» Entries
::::::::::

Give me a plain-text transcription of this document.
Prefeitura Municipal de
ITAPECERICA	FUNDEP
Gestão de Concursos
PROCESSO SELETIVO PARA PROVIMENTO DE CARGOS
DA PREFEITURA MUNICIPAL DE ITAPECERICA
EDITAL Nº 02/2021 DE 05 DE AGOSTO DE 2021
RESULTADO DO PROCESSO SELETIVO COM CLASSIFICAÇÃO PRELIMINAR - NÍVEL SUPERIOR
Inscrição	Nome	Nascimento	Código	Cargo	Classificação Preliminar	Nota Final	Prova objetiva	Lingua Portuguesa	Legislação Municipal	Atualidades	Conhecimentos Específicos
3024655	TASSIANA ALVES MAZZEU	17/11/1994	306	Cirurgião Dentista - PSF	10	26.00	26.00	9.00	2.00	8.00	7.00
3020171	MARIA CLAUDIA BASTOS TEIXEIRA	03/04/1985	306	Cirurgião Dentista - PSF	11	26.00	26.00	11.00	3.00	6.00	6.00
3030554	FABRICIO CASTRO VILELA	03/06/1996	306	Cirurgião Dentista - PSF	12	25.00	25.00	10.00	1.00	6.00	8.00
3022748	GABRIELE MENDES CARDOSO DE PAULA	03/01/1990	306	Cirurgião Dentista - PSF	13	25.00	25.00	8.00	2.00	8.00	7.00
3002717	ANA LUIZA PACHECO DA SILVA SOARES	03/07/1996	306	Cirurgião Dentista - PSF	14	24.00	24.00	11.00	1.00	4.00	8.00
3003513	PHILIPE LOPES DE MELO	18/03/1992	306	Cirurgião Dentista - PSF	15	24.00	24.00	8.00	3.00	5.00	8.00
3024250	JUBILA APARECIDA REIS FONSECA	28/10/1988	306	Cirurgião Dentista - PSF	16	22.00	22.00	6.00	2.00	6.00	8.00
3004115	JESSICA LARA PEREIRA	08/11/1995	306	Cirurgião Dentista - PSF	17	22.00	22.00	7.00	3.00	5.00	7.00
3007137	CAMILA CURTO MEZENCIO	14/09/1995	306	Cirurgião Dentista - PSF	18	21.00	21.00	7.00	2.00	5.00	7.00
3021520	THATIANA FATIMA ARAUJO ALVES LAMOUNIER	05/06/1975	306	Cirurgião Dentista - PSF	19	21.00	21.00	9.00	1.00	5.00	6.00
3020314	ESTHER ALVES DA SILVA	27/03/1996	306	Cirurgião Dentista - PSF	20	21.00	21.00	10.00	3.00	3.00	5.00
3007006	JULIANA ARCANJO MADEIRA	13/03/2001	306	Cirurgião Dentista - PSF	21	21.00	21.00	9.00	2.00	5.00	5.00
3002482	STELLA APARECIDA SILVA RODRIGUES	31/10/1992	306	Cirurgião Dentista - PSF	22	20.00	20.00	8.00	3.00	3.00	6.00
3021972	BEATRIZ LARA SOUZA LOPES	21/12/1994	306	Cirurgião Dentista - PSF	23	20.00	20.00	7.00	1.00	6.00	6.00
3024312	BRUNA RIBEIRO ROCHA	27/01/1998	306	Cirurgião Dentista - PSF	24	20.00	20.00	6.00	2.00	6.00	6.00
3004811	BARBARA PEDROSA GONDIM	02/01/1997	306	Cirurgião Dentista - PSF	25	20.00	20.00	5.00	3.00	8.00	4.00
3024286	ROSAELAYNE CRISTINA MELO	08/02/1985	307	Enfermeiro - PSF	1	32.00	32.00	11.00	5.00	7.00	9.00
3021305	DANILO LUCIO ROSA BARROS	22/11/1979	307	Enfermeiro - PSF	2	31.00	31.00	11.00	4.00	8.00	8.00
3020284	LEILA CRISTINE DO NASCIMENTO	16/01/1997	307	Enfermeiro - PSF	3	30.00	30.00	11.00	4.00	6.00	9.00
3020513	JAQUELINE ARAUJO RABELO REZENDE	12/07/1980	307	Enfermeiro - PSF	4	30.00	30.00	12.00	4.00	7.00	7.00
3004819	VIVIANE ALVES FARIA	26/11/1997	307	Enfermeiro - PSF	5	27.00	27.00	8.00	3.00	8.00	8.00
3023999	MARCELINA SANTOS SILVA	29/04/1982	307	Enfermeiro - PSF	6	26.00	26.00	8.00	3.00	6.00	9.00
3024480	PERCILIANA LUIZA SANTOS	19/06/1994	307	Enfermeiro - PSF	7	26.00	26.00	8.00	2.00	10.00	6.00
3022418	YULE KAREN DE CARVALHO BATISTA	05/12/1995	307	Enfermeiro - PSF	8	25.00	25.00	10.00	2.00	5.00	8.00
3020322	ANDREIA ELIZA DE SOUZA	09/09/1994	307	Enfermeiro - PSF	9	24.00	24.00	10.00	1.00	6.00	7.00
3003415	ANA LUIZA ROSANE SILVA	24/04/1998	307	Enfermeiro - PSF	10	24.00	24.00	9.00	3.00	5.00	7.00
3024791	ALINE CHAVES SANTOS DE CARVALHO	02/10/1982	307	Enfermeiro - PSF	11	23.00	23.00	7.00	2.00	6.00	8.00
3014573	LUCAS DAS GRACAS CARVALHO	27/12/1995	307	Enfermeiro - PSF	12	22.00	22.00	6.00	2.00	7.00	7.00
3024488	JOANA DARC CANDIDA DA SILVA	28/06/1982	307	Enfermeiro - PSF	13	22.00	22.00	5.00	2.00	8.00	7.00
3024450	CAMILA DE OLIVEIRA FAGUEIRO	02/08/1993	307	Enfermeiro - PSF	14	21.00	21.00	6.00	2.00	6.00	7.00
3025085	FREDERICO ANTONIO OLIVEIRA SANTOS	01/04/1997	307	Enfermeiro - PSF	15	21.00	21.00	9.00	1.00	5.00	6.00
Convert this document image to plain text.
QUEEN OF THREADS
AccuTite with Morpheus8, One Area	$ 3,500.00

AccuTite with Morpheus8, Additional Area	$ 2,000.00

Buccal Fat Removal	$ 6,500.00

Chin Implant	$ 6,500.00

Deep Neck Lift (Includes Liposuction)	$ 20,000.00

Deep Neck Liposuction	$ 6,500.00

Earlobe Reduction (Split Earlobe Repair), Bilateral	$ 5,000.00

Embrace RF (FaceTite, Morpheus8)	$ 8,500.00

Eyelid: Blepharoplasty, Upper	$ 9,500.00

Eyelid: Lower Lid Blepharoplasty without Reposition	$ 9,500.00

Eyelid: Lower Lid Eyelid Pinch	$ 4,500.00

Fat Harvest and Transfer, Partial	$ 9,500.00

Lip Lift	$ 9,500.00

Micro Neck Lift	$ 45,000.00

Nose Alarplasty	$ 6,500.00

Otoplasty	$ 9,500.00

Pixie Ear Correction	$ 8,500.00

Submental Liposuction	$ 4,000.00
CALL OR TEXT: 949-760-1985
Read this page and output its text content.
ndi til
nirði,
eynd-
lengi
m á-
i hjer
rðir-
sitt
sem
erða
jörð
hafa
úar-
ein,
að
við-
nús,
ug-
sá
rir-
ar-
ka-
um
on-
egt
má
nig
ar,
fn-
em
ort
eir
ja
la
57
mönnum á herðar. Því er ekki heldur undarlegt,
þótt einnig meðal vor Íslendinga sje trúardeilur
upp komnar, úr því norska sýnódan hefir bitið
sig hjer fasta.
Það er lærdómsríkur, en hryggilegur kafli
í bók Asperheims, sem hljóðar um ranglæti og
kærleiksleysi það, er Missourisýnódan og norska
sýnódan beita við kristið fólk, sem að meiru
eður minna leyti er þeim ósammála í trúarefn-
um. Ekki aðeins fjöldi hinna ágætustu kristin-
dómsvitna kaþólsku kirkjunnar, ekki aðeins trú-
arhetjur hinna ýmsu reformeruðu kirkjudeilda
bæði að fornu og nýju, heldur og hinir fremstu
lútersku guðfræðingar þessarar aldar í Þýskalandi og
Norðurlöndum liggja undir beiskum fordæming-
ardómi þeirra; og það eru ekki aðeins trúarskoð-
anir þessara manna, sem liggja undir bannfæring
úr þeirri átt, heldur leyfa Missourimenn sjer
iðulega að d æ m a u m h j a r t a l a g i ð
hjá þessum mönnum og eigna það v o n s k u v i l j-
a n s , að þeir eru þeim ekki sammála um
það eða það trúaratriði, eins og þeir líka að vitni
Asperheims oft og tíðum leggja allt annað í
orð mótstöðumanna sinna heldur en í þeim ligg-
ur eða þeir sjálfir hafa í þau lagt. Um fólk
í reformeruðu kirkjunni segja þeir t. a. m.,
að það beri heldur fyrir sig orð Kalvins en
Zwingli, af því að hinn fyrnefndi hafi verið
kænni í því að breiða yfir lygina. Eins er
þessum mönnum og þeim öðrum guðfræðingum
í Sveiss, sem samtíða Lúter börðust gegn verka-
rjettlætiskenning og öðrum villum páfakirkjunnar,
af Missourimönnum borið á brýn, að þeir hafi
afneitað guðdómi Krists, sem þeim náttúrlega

::::::::::

» Task to complete
Only lines with the string "hafa" belong in your answer; copy each one.

» Task result
hafa
ur eða þeir sjálfir hafa í þau lagt. Um fólk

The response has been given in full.